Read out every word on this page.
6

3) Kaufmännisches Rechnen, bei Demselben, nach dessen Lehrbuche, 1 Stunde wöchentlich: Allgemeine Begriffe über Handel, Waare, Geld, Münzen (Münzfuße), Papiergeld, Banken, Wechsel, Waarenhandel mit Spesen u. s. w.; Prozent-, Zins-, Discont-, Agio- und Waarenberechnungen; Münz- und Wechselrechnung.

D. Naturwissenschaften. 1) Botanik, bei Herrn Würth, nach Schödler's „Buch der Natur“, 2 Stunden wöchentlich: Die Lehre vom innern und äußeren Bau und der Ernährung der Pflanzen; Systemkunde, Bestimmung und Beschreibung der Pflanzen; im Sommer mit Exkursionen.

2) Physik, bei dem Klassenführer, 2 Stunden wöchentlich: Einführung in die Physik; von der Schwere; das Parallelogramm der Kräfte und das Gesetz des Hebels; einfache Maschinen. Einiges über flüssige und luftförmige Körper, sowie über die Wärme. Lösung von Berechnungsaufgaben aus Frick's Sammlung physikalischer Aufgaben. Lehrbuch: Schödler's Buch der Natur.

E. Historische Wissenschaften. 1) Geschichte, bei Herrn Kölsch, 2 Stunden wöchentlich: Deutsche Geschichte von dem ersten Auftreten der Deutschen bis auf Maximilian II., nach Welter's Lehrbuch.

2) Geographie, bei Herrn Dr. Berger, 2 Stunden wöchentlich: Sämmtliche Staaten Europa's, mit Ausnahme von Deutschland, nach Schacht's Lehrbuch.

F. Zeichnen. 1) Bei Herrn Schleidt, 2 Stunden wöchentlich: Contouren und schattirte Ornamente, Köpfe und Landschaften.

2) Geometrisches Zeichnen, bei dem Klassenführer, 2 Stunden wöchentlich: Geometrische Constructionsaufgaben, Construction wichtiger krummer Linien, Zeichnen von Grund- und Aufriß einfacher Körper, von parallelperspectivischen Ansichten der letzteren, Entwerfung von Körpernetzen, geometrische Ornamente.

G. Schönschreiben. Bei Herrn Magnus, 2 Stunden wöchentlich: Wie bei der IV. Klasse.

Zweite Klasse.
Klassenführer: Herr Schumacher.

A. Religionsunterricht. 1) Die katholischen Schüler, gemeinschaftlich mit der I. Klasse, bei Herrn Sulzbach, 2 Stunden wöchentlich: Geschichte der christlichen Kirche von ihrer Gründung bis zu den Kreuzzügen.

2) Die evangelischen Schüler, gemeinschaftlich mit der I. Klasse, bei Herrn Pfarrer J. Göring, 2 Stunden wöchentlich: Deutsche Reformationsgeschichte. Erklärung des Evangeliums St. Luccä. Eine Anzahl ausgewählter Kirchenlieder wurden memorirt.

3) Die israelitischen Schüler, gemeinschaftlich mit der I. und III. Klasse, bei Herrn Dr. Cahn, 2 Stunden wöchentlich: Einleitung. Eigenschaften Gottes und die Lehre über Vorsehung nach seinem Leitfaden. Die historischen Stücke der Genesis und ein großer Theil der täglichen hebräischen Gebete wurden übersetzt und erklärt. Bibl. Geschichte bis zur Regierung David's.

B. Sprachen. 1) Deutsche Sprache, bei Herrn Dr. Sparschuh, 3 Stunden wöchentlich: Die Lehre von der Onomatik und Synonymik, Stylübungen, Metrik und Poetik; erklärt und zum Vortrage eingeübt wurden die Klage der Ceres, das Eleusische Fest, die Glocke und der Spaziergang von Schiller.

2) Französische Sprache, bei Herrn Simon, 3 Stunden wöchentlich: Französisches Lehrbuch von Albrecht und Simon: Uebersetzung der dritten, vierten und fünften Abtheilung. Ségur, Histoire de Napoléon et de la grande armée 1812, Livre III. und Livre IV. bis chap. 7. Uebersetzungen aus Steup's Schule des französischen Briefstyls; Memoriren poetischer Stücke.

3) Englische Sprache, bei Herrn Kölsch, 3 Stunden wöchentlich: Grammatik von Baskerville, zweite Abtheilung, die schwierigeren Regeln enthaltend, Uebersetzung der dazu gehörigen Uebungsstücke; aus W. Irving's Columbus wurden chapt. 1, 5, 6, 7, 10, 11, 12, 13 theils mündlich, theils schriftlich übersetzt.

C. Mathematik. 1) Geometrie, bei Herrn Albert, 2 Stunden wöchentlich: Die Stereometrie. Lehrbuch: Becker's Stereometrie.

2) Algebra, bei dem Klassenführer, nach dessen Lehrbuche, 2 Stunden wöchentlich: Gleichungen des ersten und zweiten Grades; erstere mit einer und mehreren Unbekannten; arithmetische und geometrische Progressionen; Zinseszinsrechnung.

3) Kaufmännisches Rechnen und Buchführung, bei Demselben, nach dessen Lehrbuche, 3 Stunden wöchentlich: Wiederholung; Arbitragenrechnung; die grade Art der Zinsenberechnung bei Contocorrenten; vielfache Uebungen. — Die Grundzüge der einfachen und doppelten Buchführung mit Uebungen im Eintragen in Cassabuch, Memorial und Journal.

» YOUR GOAL
State how many lines in the entries hold "Deutsche", please, with no other words.

» ANSWER FOR THE TASK
3